== Listed entries ==
--- START ---

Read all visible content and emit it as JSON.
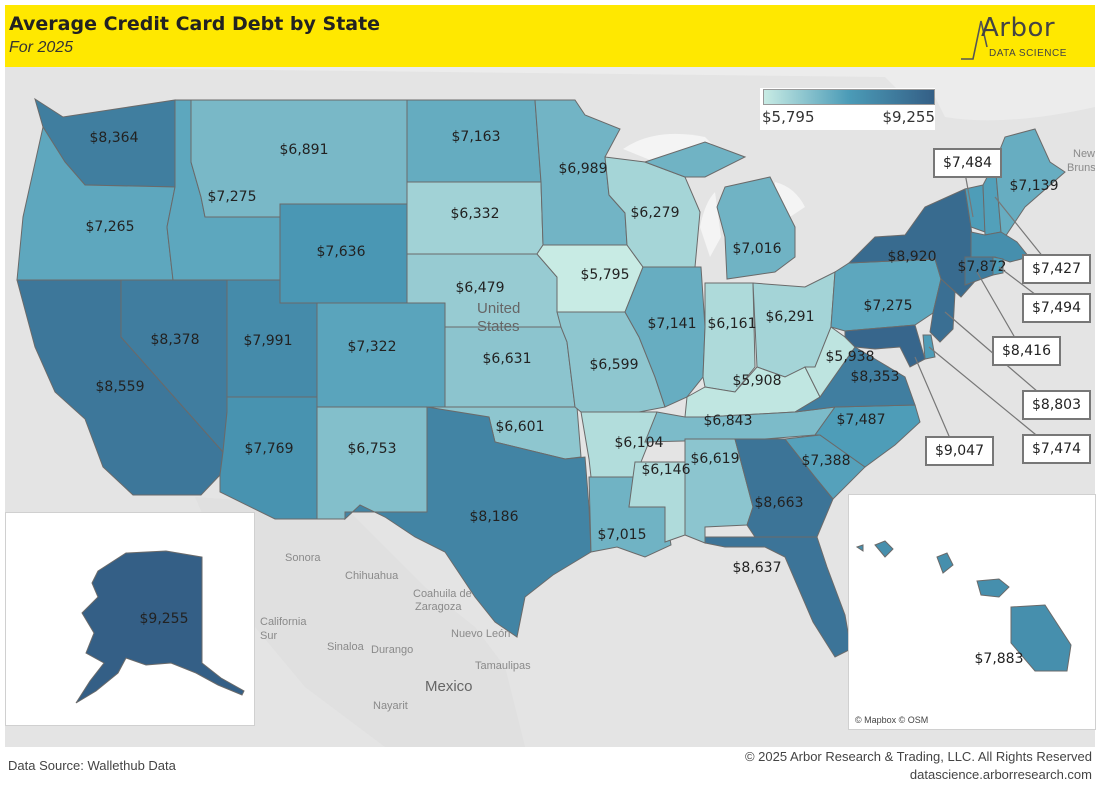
{
  "header": {
    "title": "Average Credit Card Debt by State",
    "subtitle": "For 2025",
    "logo_text": "Arbor",
    "logo_sub": "DATA SCIENCE",
    "background": "#ffe800"
  },
  "legend": {
    "min_label": "$5,795",
    "max_label": "$9,255",
    "min_color": "#c8ebe4",
    "max_color": "#345f86"
  },
  "states": [
    {
      "id": "WA",
      "label": "$8,364",
      "value": 8364
    },
    {
      "id": "OR",
      "label": "$7,265",
      "value": 7265
    },
    {
      "id": "CA",
      "label": "$8,559",
      "value": 8559
    },
    {
      "id": "ID",
      "label": "$7,275",
      "value": 7275
    },
    {
      "id": "NV",
      "label": "$8,378",
      "value": 8378
    },
    {
      "id": "MT",
      "label": "$6,891",
      "value": 6891
    },
    {
      "id": "WY",
      "label": "$7,636",
      "value": 7636
    },
    {
      "id": "UT",
      "label": "$7,991",
      "value": 7991
    },
    {
      "id": "AZ",
      "label": "$7,769",
      "value": 7769
    },
    {
      "id": "CO",
      "label": "$7,322",
      "value": 7322
    },
    {
      "id": "NM",
      "label": "$6,753",
      "value": 6753
    },
    {
      "id": "ND",
      "label": "$7,163",
      "value": 7163
    },
    {
      "id": "SD",
      "label": "$6,332",
      "value": 6332
    },
    {
      "id": "NE",
      "label": "$6,479",
      "value": 6479
    },
    {
      "id": "KS",
      "label": "$6,631",
      "value": 6631
    },
    {
      "id": "OK",
      "label": "$6,601",
      "value": 6601
    },
    {
      "id": "TX",
      "label": "$8,186",
      "value": 8186
    },
    {
      "id": "MN",
      "label": "$6,989",
      "value": 6989
    },
    {
      "id": "IA",
      "label": "$5,795",
      "value": 5795
    },
    {
      "id": "MO",
      "label": "$6,599",
      "value": 6599
    },
    {
      "id": "AR",
      "label": "$6,104",
      "value": 6104
    },
    {
      "id": "LA",
      "label": "$7,015",
      "value": 7015
    },
    {
      "id": "WI",
      "label": "$6,279",
      "value": 6279
    },
    {
      "id": "IL",
      "label": "$7,141",
      "value": 7141
    },
    {
      "id": "MS",
      "label": "$6,146",
      "value": 6146
    },
    {
      "id": "MI",
      "label": "$7,016",
      "value": 7016
    },
    {
      "id": "IN",
      "label": "$6,161",
      "value": 6161
    },
    {
      "id": "OH",
      "label": "$6,291",
      "value": 6291
    },
    {
      "id": "KY",
      "label": "$5,908",
      "value": 5908
    },
    {
      "id": "TN",
      "label": "$6,843",
      "value": 6843
    },
    {
      "id": "AL",
      "label": "$6,619",
      "value": 6619
    },
    {
      "id": "GA",
      "label": "$8,663",
      "value": 8663
    },
    {
      "id": "FL",
      "label": "$8,637",
      "value": 8637
    },
    {
      "id": "SC",
      "label": "$7,388",
      "value": 7388
    },
    {
      "id": "NC",
      "label": "$7,487",
      "value": 7487
    },
    {
      "id": "VA",
      "label": "$8,353",
      "value": 8353
    },
    {
      "id": "WV",
      "label": "$5,938",
      "value": 5938
    },
    {
      "id": "PA",
      "label": "$7,275",
      "value": 7275
    },
    {
      "id": "NY",
      "label": "$8,920",
      "value": 8920
    },
    {
      "id": "ME",
      "label": "$7,139",
      "value": 7139
    },
    {
      "id": "MA",
      "label": "$7,872",
      "value": 7872
    },
    {
      "id": "VT",
      "label": "$7,484",
      "value": 7484
    },
    {
      "id": "NH",
      "label": "$7,427",
      "value": 7427
    },
    {
      "id": "RI",
      "label": "$7,494",
      "value": 7494
    },
    {
      "id": "CT",
      "label": "$8,416",
      "value": 8416
    },
    {
      "id": "NJ",
      "label": "$8,803",
      "value": 8803
    },
    {
      "id": "DE",
      "label": "$7,474",
      "value": 7474
    },
    {
      "id": "MD",
      "label": "$9,047",
      "value": 9047
    },
    {
      "id": "AK",
      "label": "$9,255",
      "value": 9255
    },
    {
      "id": "HI",
      "label": "$7,883",
      "value": 7883
    }
  ],
  "places": {
    "united_states": "United\nStates",
    "mexico": "Mexico",
    "sonora": "Sonora",
    "chihuahua": "Chihuahua",
    "coahuila": "Coahuila de\nZaragoza",
    "nuevo_leon": "Nuevo León",
    "tamaulipas": "Tamaulipas",
    "sinaloa": "Sinaloa",
    "durango": "Durango",
    "baja": "California\nSur",
    "nayarit": "Nayarit",
    "new_brunswick": "New\nBrunsw"
  },
  "attribution": "© Mapbox © OSM",
  "footer": {
    "source": "Data Source: Wallethub Data",
    "copyright": "© 2025 Arbor Research & Trading, LLC. All Rights Reserved",
    "website": "datascience.arborresearch.com"
  }
}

--- END ---

Print each entry shown above with exact wording and no pictures.

== Task solution ==
Read all visible content and emit it as JSON.
{
  "header": {
    "title": "Average Credit Card Debt by State",
    "subtitle": "For 2025",
    "logo_text": "Arbor",
    "logo_sub": "DATA SCIENCE",
    "background": "#ffe800"
  },
  "legend": {
    "min_label": "$5,795",
    "max_label": "$9,255",
    "min_color": "#c8ebe4",
    "max_color": "#345f86"
  },
  "states": [
    {
      "id": "WA",
      "label": "$8,364",
      "value": 8364
    },
    {
      "id": "OR",
      "label": "$7,265",
      "value": 7265
    },
    {
      "id": "CA",
      "label": "$8,559",
      "value": 8559
    },
    {
      "id": "ID",
      "label": "$7,275",
      "value": 7275
    },
    {
      "id": "NV",
      "label": "$8,378",
      "value": 8378
    },
    {
      "id": "MT",
      "label": "$6,891",
      "value": 6891
    },
    {
      "id": "WY",
      "label": "$7,636",
      "value": 7636
    },
    {
      "id": "UT",
      "label": "$7,991",
      "value": 7991
    },
    {
      "id": "AZ",
      "label": "$7,769",
      "value": 7769
    },
    {
      "id": "CO",
      "label": "$7,322",
      "value": 7322
    },
    {
      "id": "NM",
      "label": "$6,753",
      "value": 6753
    },
    {
      "id": "ND",
      "label": "$7,163",
      "value": 7163
    },
    {
      "id": "SD",
      "label": "$6,332",
      "value": 6332
    },
    {
      "id": "NE",
      "label": "$6,479",
      "value": 6479
    },
    {
      "id": "KS",
      "label": "$6,631",
      "value": 6631
    },
    {
      "id": "OK",
      "label": "$6,601",
      "value": 6601
    },
    {
      "id": "TX",
      "label": "$8,186",
      "value": 8186
    },
    {
      "id": "MN",
      "label": "$6,989",
      "value": 6989
    },
    {
      "id": "IA",
      "label": "$5,795",
      "value": 5795
    },
    {
      "id": "MO",
      "label": "$6,599",
      "value": 6599
    },
    {
      "id": "AR",
      "label": "$6,104",
      "value": 6104
    },
    {
      "id": "LA",
      "label": "$7,015",
      "value": 7015
    },
    {
      "id": "WI",
      "label": "$6,279",
      "value": 6279
    },
    {
      "id": "IL",
      "label": "$7,141",
      "value": 7141
    },
    {
      "id": "MS",
      "label": "$6,146",
      "value": 6146
    },
    {
      "id": "MI",
      "label": "$7,016",
      "value": 7016
    },
    {
      "id": "IN",
      "label": "$6,161",
      "value": 6161
    },
    {
      "id": "OH",
      "label": "$6,291",
      "value": 6291
    },
    {
      "id": "KY",
      "label": "$5,908",
      "value": 5908
    },
    {
      "id": "TN",
      "label": "$6,843",
      "value": 6843
    },
    {
      "id": "AL",
      "label": "$6,619",
      "value": 6619
    },
    {
      "id": "GA",
      "label": "$8,663",
      "value": 8663
    },
    {
      "id": "FL",
      "label": "$8,637",
      "value": 8637
    },
    {
      "id": "SC",
      "label": "$7,388",
      "value": 7388
    },
    {
      "id": "NC",
      "label": "$7,487",
      "value": 7487
    },
    {
      "id": "VA",
      "label": "$8,353",
      "value": 8353
    },
    {
      "id": "WV",
      "label": "$5,938",
      "value": 5938
    },
    {
      "id": "PA",
      "label": "$7,275",
      "value": 7275
    },
    {
      "id": "NY",
      "label": "$8,920",
      "value": 8920
    },
    {
      "id": "ME",
      "label": "$7,139",
      "value": 7139
    },
    {
      "id": "MA",
      "label": "$7,872",
      "value": 7872
    },
    {
      "id": "VT",
      "label": "$7,484",
      "value": 7484
    },
    {
      "id": "NH",
      "label": "$7,427",
      "value": 7427
    },
    {
      "id": "RI",
      "label": "$7,494",
      "value": 7494
    },
    {
      "id": "CT",
      "label": "$8,416",
      "value": 8416
    },
    {
      "id": "NJ",
      "label": "$8,803",
      "value": 8803
    },
    {
      "id": "DE",
      "label": "$7,474",
      "value": 7474
    },
    {
      "id": "MD",
      "label": "$9,047",
      "value": 9047
    },
    {
      "id": "AK",
      "label": "$9,255",
      "value": 9255
    },
    {
      "id": "HI",
      "label": "$7,883",
      "value": 7883
    }
  ],
  "places": {
    "united_states": "United\nStates",
    "mexico": "Mexico",
    "sonora": "Sonora",
    "chihuahua": "Chihuahua",
    "coahuila": "Coahuila de\nZaragoza",
    "nuevo_leon": "Nuevo León",
    "tamaulipas": "Tamaulipas",
    "sinaloa": "Sinaloa",
    "durango": "Durango",
    "baja": "California\nSur",
    "nayarit": "Nayarit",
    "new_brunswick": "New\nBrunsw"
  },
  "attribution": "© Mapbox © OSM",
  "footer": {
    "source": "Data Source: Wallethub Data",
    "copyright": "© 2025 Arbor Research & Trading, LLC. All Rights Reserved",
    "website": "datascience.arborresearch.com"
  }
}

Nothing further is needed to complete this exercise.